• **MATERIAL**

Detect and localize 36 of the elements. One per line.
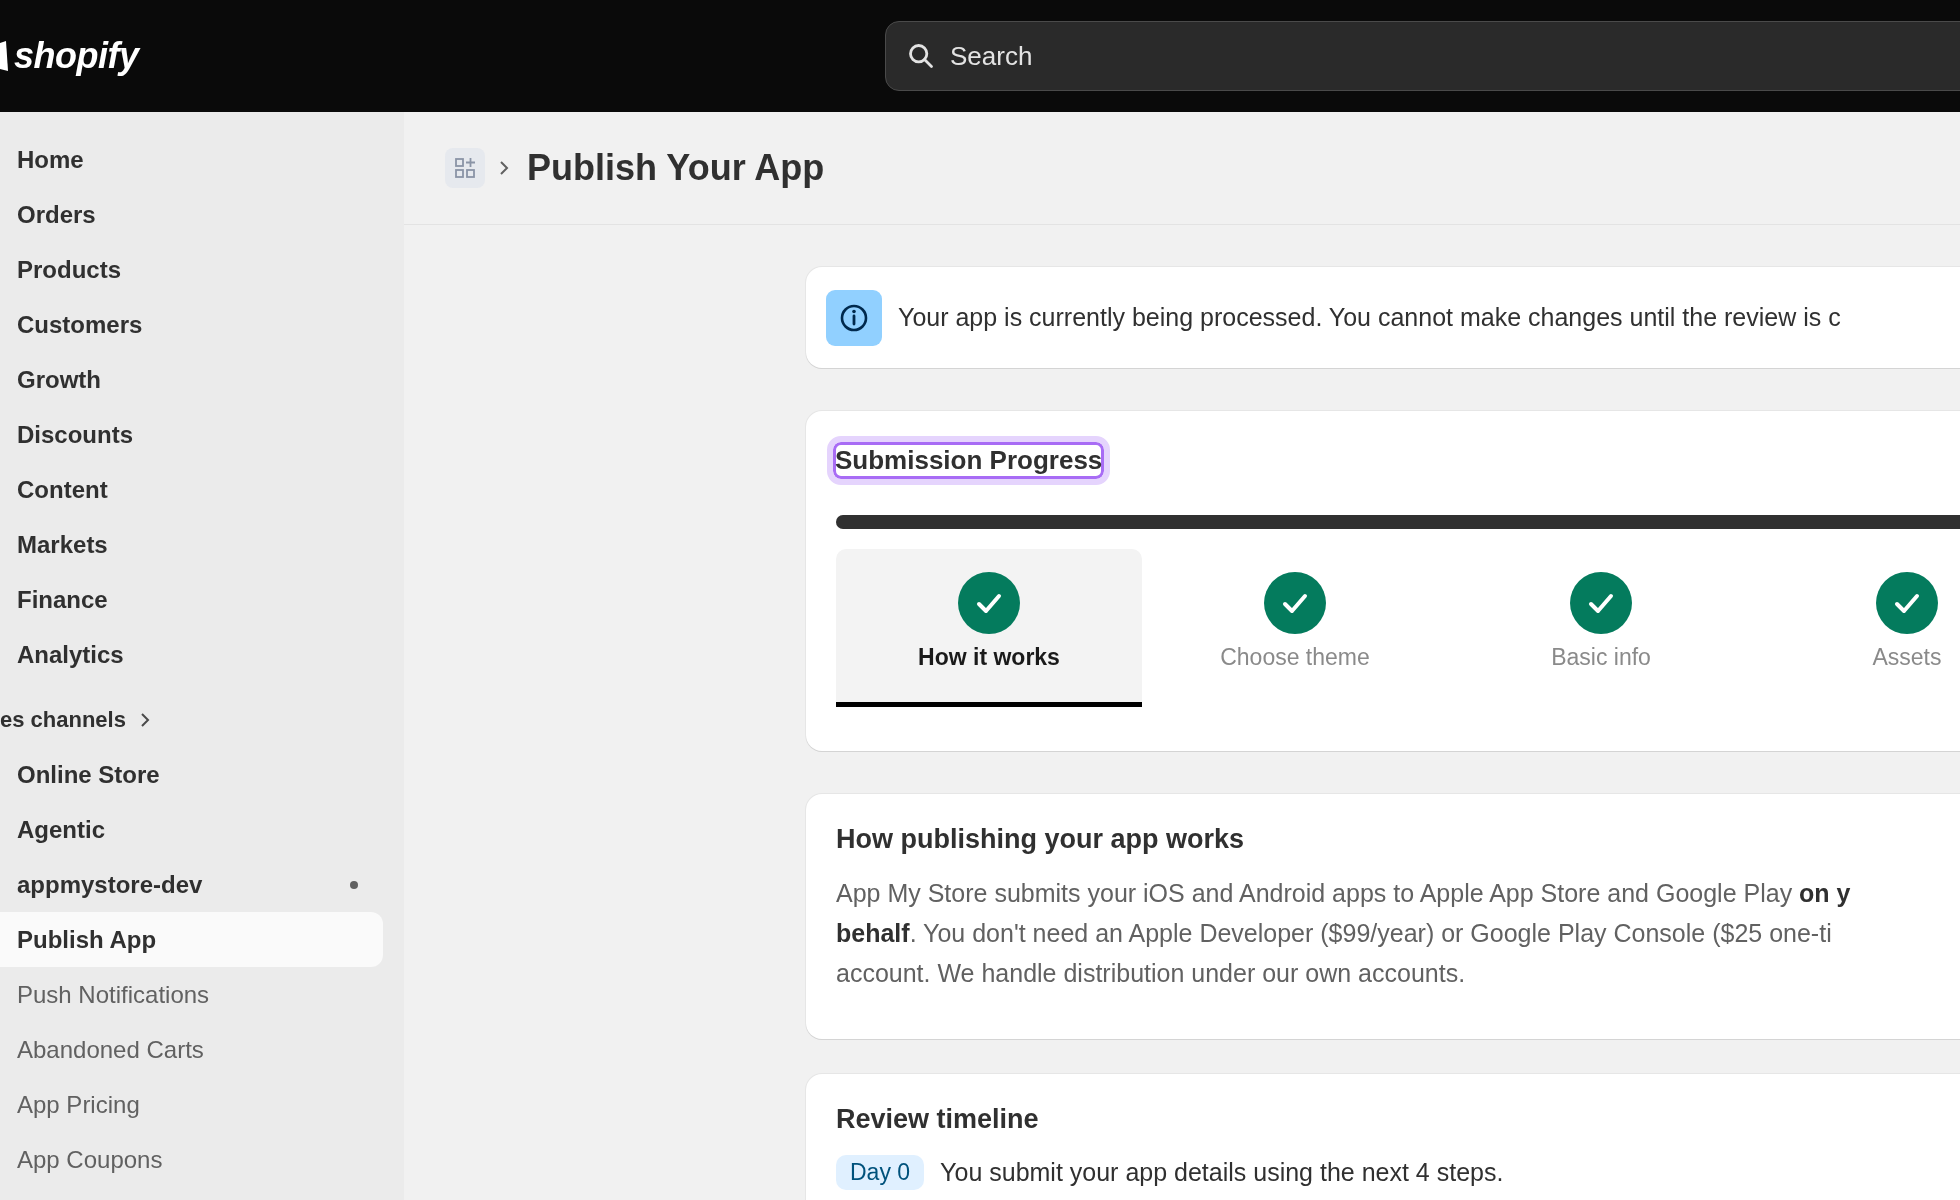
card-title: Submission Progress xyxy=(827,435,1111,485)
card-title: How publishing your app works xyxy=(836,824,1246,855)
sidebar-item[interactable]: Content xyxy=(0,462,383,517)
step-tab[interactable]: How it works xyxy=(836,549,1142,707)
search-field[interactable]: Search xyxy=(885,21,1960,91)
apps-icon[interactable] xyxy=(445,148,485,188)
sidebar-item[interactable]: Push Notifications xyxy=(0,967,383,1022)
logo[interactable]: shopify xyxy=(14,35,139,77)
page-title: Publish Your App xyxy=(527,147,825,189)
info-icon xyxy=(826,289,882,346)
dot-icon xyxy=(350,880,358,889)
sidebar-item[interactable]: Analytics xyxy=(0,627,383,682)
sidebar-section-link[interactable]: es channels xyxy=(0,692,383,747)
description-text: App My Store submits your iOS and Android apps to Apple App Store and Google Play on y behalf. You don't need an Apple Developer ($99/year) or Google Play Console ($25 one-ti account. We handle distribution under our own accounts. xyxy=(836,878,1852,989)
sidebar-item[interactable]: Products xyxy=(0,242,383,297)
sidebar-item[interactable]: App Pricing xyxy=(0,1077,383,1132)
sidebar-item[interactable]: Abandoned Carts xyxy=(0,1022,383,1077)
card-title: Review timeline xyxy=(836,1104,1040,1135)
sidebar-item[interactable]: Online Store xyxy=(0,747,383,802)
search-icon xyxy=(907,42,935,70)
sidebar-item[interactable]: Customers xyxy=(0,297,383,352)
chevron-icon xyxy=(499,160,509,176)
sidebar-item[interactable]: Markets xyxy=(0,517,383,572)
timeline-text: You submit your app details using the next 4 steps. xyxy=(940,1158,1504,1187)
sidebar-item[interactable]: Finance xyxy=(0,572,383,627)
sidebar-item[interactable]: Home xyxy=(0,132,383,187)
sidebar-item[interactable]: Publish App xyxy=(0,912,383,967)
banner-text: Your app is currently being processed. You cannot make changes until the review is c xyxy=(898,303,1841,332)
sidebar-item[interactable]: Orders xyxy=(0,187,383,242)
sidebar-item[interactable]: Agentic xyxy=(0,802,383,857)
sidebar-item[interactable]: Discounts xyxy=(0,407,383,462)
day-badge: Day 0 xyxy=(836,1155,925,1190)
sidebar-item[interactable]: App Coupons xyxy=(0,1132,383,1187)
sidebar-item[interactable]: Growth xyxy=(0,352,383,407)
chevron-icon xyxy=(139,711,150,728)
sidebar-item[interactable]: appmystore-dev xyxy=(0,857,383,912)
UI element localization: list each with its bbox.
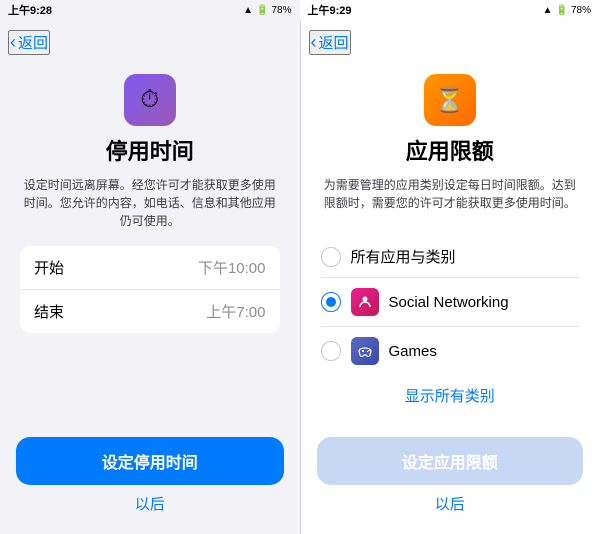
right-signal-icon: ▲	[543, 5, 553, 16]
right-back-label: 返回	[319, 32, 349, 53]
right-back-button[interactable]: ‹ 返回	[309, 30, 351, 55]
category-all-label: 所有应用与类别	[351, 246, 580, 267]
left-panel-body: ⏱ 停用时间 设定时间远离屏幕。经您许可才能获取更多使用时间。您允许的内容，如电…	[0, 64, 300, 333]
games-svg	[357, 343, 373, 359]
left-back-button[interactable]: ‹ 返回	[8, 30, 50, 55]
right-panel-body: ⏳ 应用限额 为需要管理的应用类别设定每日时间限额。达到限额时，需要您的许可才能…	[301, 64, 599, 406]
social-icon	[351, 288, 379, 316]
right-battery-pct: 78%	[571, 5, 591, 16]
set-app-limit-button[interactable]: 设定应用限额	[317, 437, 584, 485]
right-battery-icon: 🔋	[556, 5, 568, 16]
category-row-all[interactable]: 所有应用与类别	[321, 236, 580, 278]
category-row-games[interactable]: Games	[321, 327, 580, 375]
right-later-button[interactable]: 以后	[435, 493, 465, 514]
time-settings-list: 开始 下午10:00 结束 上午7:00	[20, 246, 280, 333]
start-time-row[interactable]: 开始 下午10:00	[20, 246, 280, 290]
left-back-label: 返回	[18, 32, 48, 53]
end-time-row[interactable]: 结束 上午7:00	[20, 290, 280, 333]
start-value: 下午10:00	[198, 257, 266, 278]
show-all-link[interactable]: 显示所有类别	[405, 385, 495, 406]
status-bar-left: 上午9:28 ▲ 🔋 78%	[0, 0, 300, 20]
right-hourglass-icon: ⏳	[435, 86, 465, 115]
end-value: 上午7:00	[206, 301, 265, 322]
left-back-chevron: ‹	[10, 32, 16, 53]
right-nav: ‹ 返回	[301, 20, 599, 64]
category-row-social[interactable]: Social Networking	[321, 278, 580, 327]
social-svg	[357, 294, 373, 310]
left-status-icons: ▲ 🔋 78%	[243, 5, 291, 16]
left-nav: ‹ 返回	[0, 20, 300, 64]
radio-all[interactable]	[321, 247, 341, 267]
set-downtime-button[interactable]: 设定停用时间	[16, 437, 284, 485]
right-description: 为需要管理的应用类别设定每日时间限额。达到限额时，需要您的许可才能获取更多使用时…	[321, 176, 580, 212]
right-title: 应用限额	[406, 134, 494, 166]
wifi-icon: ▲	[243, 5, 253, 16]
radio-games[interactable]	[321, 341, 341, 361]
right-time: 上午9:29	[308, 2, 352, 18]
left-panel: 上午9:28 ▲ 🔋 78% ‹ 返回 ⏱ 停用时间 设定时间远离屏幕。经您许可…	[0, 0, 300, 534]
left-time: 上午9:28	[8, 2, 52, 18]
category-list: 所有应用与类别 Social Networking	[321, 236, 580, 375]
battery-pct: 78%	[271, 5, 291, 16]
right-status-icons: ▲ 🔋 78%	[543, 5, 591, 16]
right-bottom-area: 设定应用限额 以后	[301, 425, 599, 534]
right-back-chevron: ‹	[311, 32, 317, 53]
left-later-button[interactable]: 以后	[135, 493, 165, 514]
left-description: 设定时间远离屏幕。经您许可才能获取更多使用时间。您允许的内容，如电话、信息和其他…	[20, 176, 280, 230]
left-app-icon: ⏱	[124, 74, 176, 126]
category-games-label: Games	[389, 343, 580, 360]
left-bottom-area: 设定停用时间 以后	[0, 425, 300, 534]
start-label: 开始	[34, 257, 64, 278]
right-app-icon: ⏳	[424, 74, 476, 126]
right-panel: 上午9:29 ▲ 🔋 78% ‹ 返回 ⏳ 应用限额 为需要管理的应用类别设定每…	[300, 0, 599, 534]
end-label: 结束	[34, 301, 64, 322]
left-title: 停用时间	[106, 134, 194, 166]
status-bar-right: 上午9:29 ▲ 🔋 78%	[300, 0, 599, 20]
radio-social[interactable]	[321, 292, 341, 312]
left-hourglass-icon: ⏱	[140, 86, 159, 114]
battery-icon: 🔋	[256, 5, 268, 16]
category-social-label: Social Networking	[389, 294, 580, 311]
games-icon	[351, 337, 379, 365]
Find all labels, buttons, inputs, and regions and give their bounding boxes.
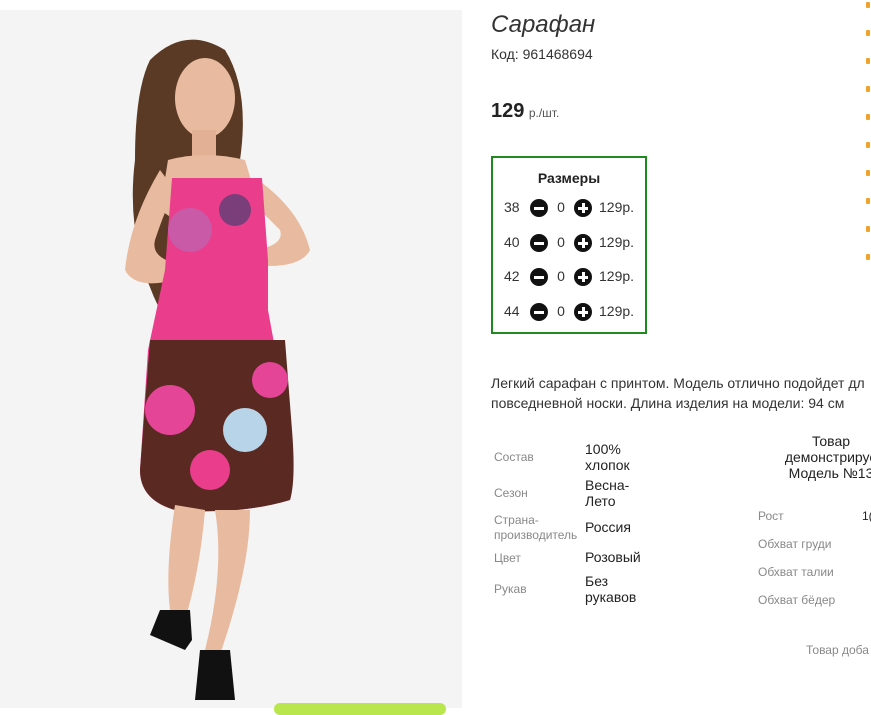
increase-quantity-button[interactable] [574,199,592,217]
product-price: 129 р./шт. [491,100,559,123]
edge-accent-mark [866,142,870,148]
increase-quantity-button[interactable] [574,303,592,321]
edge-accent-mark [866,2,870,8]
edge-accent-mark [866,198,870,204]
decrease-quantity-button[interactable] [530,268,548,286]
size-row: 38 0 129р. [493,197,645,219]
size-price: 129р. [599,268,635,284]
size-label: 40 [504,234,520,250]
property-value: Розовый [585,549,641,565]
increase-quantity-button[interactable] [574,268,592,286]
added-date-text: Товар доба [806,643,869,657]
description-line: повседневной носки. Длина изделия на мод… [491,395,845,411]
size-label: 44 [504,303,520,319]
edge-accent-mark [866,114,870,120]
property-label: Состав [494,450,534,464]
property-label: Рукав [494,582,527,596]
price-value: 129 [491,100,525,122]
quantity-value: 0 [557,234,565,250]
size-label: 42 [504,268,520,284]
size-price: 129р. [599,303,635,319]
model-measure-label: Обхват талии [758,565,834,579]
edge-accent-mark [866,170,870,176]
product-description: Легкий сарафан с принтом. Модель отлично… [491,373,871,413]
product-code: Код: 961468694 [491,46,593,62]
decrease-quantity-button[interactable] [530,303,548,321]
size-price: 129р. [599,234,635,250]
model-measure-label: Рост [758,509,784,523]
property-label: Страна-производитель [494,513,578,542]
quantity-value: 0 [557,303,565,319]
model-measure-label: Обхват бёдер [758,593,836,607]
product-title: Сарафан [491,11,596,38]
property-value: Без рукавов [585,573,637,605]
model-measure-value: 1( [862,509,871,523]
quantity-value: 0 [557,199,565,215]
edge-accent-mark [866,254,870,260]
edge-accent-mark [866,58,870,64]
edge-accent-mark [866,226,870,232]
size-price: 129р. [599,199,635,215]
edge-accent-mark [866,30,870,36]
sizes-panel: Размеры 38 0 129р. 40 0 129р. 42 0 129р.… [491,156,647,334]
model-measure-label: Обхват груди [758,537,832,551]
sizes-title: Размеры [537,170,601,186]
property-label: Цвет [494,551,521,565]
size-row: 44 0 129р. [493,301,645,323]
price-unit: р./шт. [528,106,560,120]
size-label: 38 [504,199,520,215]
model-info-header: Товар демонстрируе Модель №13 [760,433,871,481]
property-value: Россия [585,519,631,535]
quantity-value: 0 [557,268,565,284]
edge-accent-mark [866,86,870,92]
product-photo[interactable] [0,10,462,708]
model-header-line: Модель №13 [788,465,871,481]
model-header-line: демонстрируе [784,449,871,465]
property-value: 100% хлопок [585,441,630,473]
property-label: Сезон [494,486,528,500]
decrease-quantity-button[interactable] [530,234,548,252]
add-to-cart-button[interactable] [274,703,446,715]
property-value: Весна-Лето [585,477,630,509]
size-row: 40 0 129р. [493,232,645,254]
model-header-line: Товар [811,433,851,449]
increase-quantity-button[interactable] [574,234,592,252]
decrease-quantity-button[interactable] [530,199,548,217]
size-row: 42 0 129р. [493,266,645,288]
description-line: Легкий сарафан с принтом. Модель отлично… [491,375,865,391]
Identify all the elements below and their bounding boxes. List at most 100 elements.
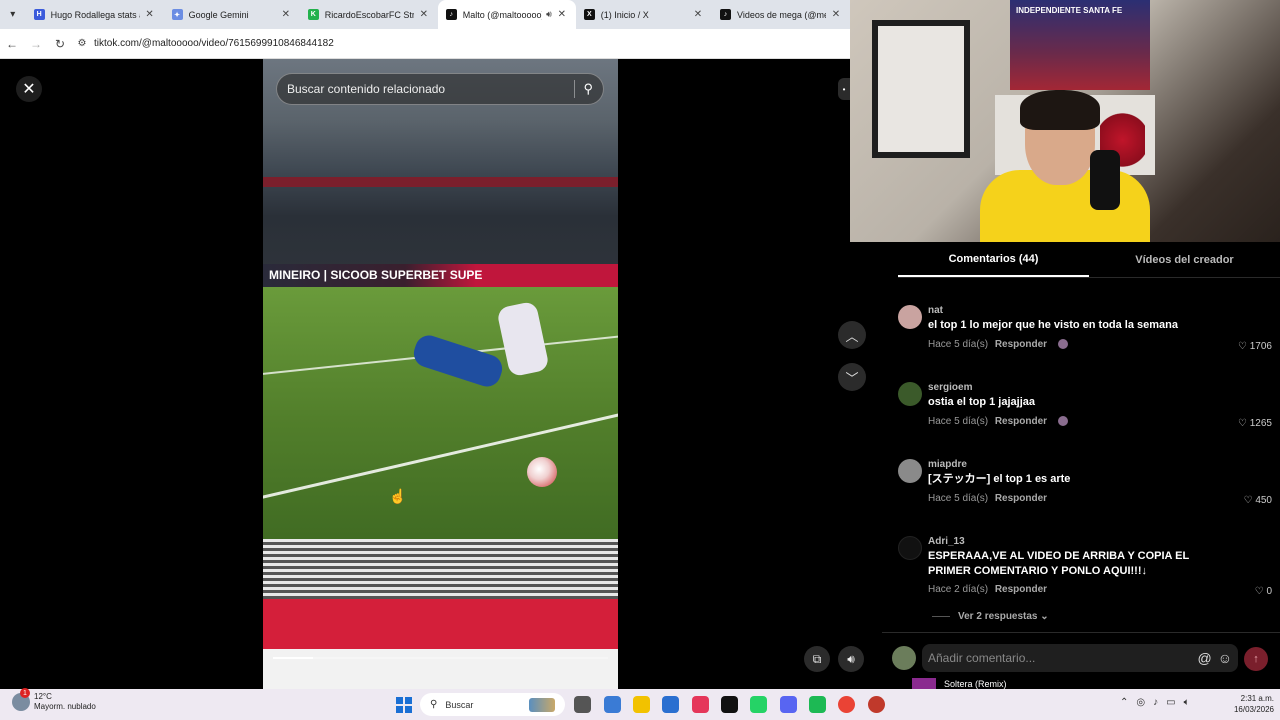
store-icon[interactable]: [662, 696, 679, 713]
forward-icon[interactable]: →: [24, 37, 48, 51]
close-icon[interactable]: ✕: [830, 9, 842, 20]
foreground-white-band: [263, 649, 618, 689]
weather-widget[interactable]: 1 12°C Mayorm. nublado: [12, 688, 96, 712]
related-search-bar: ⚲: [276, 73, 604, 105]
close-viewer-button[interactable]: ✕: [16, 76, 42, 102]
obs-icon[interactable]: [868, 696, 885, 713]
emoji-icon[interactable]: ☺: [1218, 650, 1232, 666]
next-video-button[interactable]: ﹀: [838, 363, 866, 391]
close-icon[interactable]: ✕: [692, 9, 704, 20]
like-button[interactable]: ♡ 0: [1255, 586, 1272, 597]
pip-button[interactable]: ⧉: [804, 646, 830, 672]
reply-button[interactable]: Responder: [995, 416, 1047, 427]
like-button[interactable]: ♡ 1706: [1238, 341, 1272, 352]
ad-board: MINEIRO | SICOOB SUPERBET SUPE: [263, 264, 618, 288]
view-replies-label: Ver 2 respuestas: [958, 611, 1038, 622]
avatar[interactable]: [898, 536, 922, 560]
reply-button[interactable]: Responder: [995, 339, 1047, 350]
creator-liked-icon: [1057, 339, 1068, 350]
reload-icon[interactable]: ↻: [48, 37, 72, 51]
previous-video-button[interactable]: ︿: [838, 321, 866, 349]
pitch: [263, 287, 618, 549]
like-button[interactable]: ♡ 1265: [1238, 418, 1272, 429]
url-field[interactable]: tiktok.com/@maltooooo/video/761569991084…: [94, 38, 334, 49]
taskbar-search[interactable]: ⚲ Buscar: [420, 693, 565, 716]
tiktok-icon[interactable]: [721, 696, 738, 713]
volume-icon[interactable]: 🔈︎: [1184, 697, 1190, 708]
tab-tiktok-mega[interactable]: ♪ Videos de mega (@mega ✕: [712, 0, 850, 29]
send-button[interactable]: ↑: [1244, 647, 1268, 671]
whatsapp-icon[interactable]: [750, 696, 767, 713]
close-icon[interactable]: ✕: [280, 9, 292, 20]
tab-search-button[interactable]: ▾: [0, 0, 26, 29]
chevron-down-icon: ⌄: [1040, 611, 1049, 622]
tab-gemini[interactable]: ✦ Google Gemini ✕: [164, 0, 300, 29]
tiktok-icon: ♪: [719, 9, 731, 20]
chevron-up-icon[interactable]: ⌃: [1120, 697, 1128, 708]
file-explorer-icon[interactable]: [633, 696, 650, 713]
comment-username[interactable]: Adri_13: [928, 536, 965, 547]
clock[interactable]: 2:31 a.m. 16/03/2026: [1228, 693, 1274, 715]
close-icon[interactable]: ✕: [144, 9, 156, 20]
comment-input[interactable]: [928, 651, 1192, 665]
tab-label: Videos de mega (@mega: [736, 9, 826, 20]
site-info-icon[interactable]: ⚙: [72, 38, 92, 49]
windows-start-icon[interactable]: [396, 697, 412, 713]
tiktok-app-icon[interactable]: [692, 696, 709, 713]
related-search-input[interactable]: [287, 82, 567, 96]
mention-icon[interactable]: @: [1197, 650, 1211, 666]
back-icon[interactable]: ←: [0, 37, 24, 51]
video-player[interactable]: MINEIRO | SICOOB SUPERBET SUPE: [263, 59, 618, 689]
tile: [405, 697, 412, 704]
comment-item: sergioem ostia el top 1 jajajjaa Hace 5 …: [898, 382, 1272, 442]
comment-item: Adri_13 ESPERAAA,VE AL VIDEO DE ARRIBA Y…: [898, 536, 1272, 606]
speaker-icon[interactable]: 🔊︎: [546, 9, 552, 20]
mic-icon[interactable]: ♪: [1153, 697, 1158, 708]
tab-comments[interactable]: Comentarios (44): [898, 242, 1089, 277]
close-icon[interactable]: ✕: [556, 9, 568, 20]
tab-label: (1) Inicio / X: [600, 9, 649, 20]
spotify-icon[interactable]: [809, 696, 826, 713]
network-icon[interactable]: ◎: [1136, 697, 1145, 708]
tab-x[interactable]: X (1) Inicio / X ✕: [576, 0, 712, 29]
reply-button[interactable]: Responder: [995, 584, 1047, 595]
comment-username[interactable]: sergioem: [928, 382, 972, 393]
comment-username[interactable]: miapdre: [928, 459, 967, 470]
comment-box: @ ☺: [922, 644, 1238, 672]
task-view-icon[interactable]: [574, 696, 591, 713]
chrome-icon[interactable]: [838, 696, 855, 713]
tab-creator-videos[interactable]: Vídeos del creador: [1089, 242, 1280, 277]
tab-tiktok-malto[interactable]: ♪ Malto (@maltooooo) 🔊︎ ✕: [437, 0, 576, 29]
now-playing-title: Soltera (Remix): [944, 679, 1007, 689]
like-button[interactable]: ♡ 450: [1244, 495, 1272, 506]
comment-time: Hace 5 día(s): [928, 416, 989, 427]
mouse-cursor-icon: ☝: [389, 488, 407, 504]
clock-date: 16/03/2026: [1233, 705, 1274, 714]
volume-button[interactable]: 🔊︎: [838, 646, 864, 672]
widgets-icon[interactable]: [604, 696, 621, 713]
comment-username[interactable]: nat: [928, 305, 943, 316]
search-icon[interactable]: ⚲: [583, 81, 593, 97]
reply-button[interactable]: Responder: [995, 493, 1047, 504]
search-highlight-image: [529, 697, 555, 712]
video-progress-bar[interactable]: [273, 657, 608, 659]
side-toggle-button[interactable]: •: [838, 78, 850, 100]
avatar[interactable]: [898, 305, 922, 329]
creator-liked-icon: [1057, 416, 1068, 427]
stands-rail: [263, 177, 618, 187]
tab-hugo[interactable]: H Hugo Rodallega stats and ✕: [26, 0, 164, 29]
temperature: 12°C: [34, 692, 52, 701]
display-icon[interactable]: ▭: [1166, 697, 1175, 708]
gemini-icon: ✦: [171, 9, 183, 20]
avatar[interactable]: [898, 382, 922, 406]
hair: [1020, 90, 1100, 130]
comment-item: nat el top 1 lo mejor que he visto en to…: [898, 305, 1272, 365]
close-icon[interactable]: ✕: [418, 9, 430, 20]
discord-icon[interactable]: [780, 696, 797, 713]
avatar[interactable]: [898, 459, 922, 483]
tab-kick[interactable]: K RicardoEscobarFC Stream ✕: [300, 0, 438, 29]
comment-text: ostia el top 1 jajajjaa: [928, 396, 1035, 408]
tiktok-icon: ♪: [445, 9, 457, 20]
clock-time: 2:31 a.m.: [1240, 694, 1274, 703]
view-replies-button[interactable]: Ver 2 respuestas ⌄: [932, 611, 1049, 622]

• **WORK TO COMPLETE**
Please arrange the items from the line with "card-title: Submission Progress" to the line with "info-icon xyxy=(826,289,882,346)" as a JSON list of strings, one string per line, leaving out blank lines.

• **EXERCISE ANSWER**
[
  "card-title: Submission Progress xyxy=(827,435,1111,485)",
  "card-title: How publishing your app works xyxy=(836,824,1246,855)",
  "sidebar-item[interactable]: Content xyxy=(0,462,383,517)",
  "step-tab[interactable]: How it works xyxy=(836,549,1142,707)",
  "search-field[interactable]: Search xyxy=(885,21,1960,91)",
  "apps-icon[interactable] xyxy=(445,148,485,188)",
  "sidebar-item[interactable]: Push Notifications xyxy=(0,967,383,1022)",
  "logo[interactable]: shopify xyxy=(14,35,139,77)",
  "page-title: Publish Your App xyxy=(527,147,825,189)",
  "info-icon xyxy=(826,289,882,346)"
]